------ Listed records ------
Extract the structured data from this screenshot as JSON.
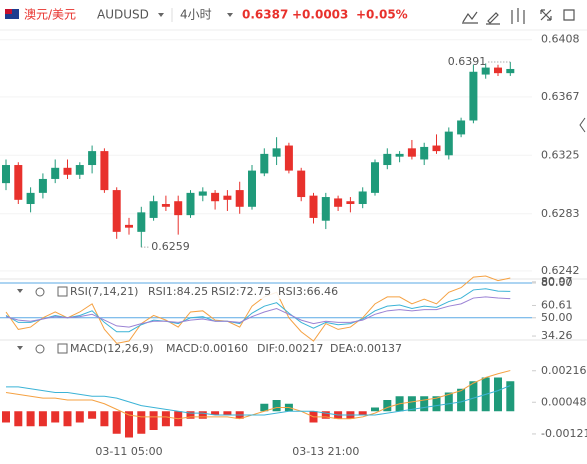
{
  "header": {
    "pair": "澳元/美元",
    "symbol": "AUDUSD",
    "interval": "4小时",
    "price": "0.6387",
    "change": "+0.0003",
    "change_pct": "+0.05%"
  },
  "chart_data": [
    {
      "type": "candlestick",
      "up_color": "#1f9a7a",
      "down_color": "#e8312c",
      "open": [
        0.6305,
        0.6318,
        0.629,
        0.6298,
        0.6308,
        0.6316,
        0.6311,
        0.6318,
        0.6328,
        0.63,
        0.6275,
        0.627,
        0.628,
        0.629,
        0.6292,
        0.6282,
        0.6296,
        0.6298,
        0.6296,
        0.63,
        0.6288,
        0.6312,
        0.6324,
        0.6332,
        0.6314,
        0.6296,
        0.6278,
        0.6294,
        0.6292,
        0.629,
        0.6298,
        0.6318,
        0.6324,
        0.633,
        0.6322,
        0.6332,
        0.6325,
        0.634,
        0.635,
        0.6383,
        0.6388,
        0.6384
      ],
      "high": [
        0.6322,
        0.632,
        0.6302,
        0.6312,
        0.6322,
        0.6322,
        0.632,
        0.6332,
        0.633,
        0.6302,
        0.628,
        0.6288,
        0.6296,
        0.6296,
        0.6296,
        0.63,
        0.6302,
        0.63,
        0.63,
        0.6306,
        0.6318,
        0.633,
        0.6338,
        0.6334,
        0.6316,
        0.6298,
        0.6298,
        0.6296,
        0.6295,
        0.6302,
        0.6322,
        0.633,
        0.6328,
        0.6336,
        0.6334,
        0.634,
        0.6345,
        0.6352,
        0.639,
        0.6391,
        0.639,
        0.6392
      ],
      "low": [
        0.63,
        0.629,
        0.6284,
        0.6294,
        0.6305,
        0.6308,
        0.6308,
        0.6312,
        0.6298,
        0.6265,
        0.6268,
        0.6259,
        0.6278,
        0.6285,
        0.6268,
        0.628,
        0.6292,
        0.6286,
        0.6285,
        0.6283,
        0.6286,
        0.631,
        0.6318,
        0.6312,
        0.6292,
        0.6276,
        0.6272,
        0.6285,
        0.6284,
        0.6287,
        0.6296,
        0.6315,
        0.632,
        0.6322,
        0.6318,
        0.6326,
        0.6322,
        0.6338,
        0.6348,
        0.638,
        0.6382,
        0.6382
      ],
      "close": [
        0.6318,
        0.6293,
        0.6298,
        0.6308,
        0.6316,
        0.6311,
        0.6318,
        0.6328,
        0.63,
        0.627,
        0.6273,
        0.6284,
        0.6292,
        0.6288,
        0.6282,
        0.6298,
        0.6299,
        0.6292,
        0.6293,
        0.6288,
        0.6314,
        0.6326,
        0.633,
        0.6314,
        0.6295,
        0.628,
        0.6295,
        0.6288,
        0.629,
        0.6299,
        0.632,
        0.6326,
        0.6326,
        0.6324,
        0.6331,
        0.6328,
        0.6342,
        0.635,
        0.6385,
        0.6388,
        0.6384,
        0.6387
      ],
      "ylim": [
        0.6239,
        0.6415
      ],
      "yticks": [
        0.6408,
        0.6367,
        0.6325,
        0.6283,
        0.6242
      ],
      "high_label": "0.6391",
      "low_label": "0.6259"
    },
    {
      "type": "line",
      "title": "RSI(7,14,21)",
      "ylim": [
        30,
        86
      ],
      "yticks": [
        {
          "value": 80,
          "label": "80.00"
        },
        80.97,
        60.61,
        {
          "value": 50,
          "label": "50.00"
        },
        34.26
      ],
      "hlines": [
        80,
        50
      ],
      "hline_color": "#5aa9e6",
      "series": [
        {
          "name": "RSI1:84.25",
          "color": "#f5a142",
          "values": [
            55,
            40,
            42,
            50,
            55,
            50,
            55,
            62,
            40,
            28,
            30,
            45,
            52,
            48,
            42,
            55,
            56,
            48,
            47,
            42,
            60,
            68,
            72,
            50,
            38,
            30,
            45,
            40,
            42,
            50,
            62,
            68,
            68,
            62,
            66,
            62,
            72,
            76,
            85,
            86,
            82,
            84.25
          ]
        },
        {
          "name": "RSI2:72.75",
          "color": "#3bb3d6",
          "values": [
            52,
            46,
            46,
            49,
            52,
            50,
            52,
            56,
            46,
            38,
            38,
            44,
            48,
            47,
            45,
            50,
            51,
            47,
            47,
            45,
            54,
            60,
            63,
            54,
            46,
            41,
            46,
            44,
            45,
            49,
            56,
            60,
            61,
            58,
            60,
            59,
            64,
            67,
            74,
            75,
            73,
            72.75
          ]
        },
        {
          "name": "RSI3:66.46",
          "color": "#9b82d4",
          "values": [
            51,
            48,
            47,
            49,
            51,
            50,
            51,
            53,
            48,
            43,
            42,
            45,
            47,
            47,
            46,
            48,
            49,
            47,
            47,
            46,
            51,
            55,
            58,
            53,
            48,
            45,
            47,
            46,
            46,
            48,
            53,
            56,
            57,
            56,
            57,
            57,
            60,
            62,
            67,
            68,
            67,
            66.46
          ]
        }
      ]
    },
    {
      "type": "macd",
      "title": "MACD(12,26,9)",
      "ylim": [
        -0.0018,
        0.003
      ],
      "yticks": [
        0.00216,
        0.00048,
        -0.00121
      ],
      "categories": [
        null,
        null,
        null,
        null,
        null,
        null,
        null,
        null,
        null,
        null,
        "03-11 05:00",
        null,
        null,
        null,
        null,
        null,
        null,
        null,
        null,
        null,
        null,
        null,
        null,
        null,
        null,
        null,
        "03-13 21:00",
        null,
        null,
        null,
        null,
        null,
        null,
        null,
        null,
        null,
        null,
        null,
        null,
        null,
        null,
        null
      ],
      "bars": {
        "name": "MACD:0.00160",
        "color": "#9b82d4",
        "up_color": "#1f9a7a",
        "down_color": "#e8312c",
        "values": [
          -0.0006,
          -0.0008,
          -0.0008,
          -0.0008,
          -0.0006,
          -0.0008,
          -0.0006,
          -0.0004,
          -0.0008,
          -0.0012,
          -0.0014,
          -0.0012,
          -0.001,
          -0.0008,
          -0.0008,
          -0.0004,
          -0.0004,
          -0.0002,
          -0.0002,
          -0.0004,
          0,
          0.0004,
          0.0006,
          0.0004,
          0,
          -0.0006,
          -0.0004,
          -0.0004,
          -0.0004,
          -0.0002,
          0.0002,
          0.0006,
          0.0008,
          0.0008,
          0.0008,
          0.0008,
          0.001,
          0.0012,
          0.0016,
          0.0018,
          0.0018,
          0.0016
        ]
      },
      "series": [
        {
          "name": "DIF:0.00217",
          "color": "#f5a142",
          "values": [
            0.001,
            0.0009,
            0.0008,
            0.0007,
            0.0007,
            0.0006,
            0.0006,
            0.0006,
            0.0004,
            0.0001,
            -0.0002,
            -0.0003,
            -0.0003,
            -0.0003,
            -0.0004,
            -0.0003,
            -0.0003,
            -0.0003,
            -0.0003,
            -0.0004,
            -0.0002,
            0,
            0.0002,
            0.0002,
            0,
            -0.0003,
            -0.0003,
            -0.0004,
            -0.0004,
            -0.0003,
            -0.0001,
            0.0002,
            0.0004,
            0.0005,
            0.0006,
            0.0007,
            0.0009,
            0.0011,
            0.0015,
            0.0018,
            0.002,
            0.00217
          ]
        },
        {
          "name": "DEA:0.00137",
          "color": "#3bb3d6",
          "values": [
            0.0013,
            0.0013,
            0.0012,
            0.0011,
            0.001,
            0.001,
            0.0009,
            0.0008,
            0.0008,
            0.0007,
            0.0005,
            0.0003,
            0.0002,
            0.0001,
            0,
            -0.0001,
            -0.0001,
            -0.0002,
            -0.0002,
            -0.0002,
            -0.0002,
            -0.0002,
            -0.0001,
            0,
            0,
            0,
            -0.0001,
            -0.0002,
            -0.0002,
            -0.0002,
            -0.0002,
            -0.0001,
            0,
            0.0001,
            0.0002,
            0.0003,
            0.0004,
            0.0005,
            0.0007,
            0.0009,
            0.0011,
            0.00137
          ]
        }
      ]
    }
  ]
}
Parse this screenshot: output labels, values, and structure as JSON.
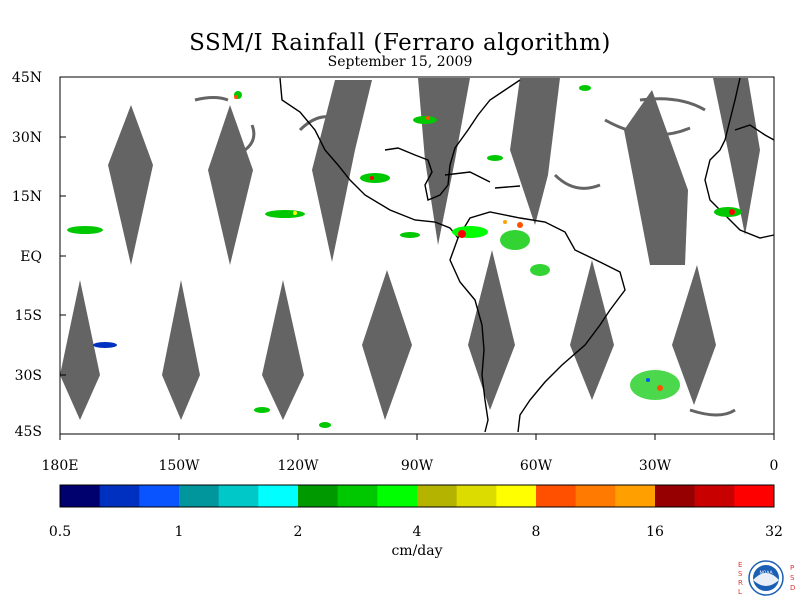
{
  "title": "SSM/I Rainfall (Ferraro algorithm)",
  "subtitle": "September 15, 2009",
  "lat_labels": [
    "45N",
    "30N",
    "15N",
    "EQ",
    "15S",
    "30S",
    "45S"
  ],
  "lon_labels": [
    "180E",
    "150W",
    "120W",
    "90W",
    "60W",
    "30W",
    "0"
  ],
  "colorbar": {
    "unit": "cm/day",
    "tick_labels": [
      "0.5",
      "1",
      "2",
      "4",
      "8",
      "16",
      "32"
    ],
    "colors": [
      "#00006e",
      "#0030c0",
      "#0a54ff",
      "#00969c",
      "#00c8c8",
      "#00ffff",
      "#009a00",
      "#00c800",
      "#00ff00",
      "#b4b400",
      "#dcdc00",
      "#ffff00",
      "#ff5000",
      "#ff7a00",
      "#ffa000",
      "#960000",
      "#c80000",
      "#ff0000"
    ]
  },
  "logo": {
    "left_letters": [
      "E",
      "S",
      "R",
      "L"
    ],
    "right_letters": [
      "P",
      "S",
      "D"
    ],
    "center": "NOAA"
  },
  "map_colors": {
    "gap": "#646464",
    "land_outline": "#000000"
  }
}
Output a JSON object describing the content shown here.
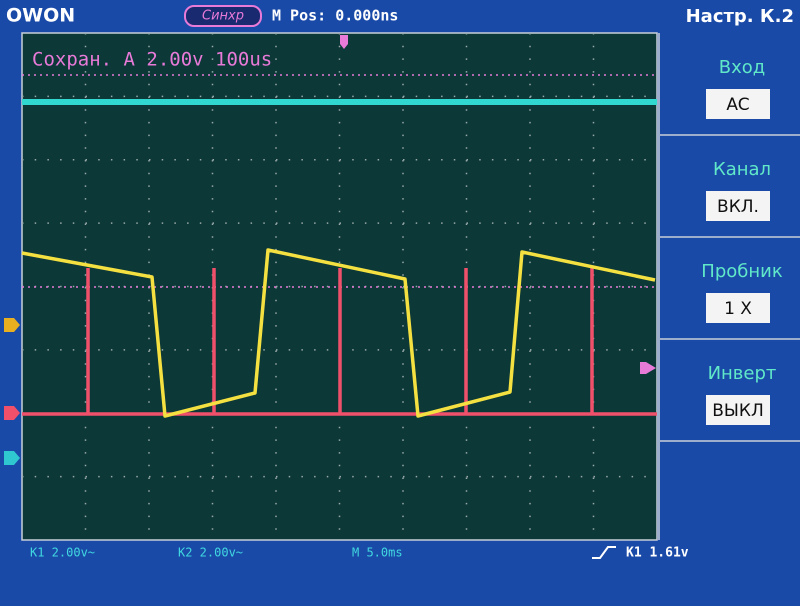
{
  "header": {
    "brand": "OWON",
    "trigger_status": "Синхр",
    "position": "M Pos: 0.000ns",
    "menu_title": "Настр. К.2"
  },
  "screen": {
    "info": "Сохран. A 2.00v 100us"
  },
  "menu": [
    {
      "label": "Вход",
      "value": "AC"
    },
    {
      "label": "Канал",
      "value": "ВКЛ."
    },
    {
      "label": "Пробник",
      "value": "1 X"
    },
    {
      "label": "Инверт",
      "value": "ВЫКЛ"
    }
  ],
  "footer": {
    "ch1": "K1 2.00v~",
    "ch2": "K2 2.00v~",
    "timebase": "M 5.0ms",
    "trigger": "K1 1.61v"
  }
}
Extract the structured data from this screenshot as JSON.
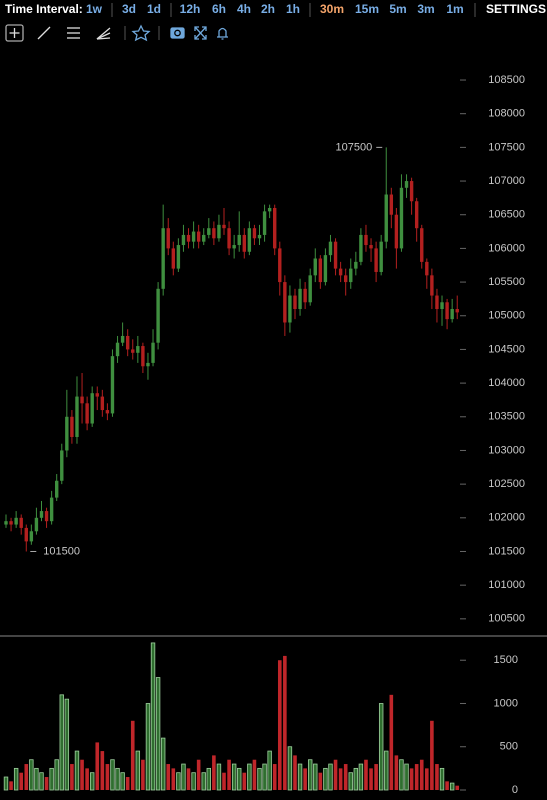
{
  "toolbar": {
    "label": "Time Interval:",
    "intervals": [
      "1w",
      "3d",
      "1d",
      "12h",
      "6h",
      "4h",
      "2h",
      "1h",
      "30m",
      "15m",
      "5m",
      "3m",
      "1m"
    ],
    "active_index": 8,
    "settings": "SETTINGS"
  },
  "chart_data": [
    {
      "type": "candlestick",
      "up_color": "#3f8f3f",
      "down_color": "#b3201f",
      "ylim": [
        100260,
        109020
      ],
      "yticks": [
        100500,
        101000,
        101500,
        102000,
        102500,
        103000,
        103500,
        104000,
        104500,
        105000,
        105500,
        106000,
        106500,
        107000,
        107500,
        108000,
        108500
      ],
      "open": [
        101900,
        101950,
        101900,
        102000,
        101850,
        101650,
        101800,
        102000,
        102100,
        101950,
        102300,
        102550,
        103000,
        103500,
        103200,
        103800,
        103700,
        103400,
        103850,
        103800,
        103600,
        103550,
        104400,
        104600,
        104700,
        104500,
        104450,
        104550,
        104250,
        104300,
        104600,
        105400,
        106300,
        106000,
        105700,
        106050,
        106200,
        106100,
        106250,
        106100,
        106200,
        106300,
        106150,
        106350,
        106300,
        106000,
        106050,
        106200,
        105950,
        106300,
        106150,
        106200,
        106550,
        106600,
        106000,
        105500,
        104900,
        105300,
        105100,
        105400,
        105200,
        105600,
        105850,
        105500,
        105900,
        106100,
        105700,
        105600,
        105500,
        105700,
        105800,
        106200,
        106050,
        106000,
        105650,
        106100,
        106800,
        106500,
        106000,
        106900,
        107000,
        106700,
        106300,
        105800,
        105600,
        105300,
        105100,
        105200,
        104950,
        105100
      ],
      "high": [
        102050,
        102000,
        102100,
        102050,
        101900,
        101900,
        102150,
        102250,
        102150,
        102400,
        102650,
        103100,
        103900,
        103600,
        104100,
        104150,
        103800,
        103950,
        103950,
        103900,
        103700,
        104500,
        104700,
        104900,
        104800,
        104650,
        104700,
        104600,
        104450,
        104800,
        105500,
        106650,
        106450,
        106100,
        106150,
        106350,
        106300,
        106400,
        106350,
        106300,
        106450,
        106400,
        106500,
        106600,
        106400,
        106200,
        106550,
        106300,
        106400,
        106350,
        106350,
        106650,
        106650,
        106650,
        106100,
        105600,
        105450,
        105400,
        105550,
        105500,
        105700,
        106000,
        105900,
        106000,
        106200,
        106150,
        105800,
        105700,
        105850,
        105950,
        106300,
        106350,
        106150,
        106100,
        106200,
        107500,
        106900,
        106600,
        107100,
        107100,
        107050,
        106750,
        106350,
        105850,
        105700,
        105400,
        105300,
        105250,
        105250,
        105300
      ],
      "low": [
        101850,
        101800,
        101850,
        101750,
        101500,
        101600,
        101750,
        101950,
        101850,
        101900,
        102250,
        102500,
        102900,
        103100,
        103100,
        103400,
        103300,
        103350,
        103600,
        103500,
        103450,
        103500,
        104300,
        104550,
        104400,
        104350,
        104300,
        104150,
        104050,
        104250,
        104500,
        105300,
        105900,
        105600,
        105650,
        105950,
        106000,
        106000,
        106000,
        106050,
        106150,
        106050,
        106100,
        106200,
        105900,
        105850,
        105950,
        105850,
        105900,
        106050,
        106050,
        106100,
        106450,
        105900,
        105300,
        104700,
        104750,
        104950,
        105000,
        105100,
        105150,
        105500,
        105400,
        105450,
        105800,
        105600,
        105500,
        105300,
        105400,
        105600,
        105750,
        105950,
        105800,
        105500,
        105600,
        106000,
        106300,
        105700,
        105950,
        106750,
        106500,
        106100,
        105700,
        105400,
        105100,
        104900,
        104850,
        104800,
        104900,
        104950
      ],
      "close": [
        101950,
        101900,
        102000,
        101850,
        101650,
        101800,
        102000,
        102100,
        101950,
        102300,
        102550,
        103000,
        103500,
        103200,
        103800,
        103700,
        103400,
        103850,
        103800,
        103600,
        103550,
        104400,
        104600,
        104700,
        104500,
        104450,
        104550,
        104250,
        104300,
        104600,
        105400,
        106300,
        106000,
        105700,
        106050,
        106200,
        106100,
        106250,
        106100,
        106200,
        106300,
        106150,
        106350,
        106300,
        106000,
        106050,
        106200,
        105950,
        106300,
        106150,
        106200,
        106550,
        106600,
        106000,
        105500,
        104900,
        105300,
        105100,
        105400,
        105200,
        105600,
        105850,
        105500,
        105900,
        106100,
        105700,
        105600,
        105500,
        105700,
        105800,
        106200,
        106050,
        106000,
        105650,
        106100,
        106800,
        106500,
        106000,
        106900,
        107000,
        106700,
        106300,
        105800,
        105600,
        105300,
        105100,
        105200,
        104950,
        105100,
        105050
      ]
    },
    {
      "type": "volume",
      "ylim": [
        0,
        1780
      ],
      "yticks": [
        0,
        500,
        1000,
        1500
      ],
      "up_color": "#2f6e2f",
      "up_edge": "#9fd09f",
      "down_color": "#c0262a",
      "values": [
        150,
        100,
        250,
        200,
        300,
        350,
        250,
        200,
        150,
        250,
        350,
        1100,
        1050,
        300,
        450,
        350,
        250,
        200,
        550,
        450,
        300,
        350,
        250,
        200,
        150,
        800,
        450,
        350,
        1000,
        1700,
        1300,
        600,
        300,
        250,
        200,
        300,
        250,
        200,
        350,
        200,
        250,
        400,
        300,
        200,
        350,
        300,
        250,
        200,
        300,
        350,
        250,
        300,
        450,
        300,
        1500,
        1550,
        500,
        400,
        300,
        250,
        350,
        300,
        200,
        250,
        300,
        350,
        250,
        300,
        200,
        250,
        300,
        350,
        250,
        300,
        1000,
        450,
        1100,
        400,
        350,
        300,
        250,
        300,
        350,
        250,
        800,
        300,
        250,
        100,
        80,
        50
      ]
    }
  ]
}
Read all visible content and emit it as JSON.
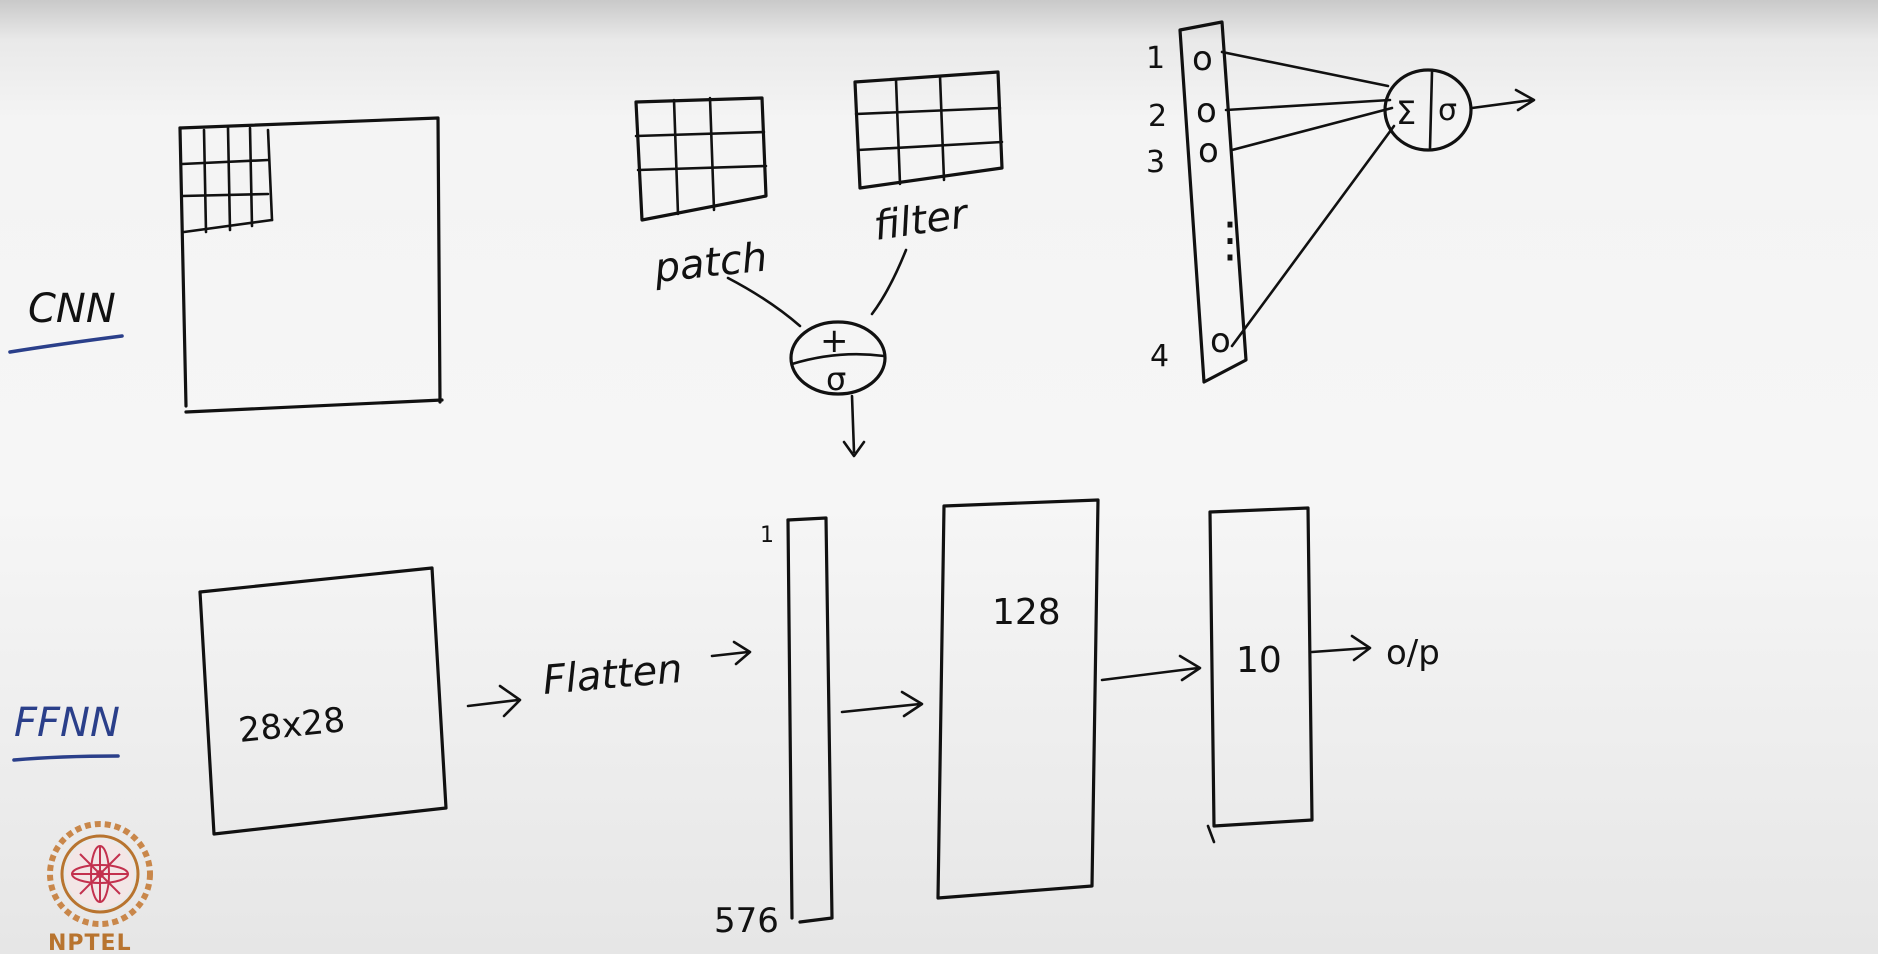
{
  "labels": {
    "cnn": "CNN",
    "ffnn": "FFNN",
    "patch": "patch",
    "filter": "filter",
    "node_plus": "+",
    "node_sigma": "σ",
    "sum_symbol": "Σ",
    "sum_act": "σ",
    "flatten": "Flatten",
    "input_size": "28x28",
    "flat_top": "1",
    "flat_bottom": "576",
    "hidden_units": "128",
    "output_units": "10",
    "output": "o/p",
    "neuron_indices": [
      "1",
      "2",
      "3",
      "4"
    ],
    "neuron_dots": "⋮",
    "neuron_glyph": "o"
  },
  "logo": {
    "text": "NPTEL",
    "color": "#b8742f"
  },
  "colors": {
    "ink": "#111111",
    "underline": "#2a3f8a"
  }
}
------
Go through the entries and return each line where the word "type" appears.

      "type": "candlestick",
      "type": "line",
      "type": "macd",
      "type": "candlestick",
      "type": "volume",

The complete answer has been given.